WORK TO BE COMPLETED — Which lines hold the word "start"? Copy each of them.

EXTRACTED INFORMATION —
━━━━

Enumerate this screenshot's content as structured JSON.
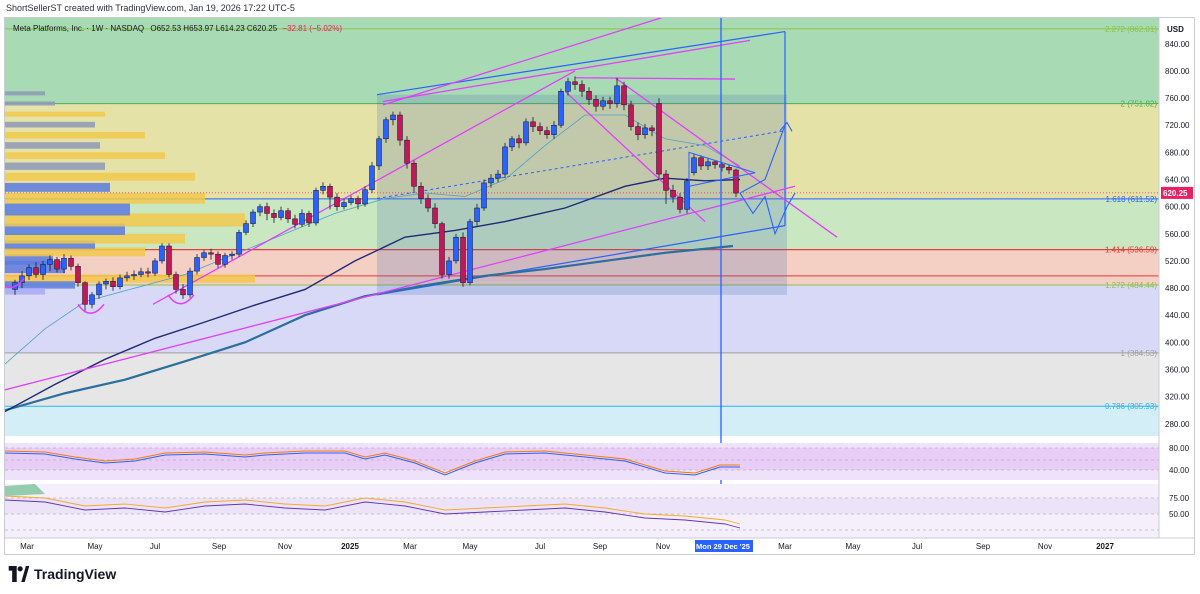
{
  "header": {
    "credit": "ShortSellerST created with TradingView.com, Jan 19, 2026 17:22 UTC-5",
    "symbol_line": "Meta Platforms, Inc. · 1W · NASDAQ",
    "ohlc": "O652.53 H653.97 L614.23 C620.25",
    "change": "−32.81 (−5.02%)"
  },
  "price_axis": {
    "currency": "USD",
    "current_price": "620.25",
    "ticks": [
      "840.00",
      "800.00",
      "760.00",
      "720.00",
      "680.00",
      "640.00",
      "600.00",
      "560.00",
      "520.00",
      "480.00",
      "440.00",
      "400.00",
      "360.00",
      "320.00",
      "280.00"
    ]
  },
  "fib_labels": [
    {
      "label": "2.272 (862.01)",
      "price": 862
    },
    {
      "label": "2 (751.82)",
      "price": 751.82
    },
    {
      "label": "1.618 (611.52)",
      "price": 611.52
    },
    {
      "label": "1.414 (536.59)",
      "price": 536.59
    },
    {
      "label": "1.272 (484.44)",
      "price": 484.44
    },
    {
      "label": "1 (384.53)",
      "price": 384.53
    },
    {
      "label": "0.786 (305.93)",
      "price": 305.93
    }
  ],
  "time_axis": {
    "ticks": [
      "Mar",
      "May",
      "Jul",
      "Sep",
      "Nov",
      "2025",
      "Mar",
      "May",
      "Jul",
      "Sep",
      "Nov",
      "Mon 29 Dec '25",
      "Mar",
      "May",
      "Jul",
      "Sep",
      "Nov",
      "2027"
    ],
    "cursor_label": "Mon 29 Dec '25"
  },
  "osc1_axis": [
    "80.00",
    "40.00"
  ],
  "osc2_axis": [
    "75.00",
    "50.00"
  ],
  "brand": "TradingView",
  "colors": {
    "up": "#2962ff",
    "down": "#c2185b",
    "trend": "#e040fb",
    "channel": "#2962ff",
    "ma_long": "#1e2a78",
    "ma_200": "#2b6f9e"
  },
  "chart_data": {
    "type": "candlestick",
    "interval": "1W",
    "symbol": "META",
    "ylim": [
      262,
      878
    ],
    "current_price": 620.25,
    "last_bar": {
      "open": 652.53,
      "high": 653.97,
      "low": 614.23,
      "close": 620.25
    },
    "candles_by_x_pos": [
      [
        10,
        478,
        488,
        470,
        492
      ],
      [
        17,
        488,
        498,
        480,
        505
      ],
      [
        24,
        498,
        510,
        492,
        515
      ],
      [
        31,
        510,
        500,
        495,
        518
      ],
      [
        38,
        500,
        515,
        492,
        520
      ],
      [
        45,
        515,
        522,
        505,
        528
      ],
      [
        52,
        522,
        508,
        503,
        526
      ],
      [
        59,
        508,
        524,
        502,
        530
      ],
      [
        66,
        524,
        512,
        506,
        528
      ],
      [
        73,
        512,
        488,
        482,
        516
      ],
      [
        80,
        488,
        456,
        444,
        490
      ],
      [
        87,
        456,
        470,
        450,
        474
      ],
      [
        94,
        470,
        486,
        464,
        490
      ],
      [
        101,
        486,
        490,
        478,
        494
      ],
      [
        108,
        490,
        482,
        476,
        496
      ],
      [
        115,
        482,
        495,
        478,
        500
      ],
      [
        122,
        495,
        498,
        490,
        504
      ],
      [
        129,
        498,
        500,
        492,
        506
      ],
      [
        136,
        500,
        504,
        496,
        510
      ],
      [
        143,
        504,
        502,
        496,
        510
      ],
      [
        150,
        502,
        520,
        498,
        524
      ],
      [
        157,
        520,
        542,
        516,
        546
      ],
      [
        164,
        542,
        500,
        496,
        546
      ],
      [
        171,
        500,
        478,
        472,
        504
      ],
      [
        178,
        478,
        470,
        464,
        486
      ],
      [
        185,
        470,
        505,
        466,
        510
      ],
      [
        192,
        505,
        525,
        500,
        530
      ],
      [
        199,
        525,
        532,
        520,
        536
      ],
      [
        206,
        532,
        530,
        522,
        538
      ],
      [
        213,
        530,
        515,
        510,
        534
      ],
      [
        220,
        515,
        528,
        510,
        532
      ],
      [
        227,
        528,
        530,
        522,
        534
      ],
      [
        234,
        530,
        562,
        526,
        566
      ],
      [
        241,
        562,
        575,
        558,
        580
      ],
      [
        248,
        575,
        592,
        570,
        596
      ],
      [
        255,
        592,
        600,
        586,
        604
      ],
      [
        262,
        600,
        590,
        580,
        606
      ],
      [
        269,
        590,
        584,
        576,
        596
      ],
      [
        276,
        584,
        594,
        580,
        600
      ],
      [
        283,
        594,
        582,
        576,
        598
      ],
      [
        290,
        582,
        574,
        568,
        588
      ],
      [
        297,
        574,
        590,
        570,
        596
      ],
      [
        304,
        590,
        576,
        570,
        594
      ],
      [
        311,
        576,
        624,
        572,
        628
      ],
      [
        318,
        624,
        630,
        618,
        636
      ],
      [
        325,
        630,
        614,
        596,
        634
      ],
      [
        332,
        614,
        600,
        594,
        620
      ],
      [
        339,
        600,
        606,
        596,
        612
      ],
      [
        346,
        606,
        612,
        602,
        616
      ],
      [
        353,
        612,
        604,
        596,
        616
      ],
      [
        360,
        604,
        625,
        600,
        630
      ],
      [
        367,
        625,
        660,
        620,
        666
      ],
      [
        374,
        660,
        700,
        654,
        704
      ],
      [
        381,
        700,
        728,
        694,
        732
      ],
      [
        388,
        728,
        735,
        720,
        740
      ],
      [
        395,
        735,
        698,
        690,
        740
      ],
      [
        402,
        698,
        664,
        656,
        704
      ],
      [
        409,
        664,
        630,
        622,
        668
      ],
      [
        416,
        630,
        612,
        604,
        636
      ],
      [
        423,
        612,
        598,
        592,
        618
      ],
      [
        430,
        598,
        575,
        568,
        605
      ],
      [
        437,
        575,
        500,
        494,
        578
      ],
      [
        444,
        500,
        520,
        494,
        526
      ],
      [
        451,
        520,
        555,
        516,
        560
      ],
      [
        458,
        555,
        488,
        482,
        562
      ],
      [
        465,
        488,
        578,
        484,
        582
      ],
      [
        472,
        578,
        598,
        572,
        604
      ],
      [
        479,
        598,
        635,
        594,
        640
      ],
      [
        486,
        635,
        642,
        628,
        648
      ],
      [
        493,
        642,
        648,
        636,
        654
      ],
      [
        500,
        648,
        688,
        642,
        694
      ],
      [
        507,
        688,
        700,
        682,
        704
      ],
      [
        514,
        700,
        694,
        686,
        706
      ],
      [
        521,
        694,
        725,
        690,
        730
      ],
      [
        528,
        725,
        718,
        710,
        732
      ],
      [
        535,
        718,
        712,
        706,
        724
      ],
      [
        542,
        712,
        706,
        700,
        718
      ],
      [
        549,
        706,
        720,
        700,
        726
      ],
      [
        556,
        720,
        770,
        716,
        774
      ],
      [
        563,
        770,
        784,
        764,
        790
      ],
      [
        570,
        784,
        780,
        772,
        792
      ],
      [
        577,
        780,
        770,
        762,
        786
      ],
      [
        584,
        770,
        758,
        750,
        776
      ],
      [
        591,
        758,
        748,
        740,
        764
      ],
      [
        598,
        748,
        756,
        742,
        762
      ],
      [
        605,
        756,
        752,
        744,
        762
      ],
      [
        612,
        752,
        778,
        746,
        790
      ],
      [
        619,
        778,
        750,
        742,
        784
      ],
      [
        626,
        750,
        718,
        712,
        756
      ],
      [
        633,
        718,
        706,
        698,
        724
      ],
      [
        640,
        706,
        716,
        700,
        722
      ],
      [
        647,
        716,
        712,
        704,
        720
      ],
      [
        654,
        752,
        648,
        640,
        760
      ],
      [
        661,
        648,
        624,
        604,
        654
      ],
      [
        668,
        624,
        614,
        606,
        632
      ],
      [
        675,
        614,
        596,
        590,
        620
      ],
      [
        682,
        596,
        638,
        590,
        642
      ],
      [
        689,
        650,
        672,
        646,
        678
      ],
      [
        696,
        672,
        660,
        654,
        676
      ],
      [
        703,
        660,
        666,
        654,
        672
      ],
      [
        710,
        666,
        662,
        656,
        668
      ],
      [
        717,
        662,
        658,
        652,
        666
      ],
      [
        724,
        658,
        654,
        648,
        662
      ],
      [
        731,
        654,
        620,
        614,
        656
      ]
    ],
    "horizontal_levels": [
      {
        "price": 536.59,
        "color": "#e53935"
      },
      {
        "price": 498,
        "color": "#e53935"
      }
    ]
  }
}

━━━━

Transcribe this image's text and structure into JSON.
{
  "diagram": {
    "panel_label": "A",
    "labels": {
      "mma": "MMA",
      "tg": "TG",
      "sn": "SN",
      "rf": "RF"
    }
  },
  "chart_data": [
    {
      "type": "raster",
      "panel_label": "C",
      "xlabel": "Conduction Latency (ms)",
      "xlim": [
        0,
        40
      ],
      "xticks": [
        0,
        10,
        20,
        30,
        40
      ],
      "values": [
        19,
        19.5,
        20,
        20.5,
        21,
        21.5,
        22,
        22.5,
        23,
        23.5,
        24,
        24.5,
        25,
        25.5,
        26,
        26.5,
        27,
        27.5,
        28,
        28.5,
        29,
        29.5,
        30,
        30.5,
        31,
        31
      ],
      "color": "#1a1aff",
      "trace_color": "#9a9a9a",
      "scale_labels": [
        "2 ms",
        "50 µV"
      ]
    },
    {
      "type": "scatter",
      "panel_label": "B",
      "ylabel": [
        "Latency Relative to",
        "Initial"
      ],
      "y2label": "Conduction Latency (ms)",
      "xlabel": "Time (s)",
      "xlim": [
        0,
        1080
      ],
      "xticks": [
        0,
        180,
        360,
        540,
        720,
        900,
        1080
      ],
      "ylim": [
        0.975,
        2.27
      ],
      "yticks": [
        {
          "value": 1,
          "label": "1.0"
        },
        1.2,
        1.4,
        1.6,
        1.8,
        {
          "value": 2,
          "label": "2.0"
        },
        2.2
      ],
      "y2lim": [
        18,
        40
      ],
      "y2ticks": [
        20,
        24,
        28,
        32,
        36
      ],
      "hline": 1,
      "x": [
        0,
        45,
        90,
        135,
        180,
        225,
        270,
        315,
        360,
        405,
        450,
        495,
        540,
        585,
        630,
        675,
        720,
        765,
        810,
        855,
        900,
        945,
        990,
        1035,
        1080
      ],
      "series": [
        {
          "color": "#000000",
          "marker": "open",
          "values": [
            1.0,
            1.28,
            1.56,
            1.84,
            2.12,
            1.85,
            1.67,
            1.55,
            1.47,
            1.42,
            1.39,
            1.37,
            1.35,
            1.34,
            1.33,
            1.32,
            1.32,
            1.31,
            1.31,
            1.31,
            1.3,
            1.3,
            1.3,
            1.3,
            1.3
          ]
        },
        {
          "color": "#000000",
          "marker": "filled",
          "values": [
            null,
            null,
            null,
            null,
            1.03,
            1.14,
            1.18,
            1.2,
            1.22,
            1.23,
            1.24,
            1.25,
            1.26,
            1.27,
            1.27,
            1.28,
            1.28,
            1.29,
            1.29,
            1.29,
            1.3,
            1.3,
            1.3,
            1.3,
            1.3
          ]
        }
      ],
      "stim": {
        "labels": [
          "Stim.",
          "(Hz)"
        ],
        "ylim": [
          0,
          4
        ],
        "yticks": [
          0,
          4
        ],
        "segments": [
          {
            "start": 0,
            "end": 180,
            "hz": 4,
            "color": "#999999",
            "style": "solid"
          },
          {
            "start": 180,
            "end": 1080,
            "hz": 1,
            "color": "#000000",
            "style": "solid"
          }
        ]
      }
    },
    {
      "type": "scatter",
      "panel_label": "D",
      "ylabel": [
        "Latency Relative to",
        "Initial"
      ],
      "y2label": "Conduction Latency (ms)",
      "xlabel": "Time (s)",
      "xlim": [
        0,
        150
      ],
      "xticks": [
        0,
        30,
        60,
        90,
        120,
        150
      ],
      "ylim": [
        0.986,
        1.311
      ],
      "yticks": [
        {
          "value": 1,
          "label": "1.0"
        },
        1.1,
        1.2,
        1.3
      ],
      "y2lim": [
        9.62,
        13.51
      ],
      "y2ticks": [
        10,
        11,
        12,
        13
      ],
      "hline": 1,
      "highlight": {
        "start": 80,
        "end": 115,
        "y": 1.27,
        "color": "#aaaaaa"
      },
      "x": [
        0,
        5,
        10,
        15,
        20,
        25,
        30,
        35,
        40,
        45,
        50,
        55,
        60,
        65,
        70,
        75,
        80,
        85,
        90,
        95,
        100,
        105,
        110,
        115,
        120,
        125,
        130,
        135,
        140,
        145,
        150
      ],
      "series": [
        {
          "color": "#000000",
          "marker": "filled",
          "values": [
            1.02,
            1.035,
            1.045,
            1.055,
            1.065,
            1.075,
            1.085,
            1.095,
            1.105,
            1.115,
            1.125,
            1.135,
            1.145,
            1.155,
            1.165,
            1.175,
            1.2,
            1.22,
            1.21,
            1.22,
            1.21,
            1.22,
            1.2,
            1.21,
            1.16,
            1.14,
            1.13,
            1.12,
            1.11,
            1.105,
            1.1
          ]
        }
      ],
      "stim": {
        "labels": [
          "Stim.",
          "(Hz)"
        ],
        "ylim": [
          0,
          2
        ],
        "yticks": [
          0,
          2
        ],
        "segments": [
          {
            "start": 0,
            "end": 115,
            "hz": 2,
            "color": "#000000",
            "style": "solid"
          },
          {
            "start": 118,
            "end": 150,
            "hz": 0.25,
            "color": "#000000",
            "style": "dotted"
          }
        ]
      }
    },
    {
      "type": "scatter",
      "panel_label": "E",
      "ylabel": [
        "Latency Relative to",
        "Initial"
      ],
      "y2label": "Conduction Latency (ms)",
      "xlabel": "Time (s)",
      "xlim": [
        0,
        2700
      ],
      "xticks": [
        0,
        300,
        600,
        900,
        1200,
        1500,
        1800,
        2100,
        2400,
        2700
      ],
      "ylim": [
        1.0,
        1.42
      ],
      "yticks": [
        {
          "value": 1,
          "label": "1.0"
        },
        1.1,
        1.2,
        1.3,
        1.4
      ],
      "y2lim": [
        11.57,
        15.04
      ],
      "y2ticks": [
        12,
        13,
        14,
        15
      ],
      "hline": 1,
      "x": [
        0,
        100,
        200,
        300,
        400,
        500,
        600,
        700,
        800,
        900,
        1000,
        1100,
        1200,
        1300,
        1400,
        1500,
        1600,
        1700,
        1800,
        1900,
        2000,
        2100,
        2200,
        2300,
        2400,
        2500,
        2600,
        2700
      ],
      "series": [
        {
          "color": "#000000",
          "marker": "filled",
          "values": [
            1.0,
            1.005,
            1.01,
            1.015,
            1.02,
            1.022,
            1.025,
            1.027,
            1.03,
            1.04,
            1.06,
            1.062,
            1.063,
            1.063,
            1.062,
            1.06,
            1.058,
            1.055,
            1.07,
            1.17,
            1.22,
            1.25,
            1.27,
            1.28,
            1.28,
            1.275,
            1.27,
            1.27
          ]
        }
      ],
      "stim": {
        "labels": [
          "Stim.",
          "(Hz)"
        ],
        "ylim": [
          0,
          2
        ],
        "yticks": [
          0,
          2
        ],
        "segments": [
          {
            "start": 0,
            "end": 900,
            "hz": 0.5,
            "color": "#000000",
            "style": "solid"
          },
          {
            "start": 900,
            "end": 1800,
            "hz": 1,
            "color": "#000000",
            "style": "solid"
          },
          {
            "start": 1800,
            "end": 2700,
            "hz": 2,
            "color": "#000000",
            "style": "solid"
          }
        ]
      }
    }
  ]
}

━━━━

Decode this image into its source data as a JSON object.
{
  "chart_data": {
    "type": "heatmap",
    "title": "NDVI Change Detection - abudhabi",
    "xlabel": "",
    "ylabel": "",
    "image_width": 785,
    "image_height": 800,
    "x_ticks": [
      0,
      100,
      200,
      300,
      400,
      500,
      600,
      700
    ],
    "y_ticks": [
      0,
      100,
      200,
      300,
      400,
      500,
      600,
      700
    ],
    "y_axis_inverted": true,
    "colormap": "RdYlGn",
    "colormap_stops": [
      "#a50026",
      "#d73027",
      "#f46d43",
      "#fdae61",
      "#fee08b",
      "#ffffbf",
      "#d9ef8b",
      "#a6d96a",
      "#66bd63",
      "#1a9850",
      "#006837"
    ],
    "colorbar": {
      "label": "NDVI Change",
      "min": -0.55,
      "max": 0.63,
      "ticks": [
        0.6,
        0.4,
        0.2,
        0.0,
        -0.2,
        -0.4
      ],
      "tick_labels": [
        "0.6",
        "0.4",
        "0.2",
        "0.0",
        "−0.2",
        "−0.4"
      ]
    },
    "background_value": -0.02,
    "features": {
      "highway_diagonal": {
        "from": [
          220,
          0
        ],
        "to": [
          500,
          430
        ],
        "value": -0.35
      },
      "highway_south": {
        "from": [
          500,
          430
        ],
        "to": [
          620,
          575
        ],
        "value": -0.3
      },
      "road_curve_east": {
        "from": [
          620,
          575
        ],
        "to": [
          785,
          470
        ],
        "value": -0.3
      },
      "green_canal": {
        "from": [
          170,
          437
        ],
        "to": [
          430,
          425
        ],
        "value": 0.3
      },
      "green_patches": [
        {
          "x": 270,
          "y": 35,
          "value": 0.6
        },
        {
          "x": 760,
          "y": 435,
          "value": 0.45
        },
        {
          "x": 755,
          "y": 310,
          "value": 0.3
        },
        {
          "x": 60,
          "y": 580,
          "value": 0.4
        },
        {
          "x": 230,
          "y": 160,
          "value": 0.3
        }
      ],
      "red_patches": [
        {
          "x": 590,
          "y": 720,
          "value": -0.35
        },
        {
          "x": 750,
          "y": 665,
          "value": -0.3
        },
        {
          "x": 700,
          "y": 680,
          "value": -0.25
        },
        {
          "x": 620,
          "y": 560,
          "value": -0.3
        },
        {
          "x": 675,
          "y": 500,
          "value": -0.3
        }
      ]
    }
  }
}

━━━━

FINISHED EXERCISE —
            "start": 0,
            "start": 180,
        "start": 80,
            "start": 0,
            "start": 118,
            "start": 0,
            "start": 900,
            "start": 1800,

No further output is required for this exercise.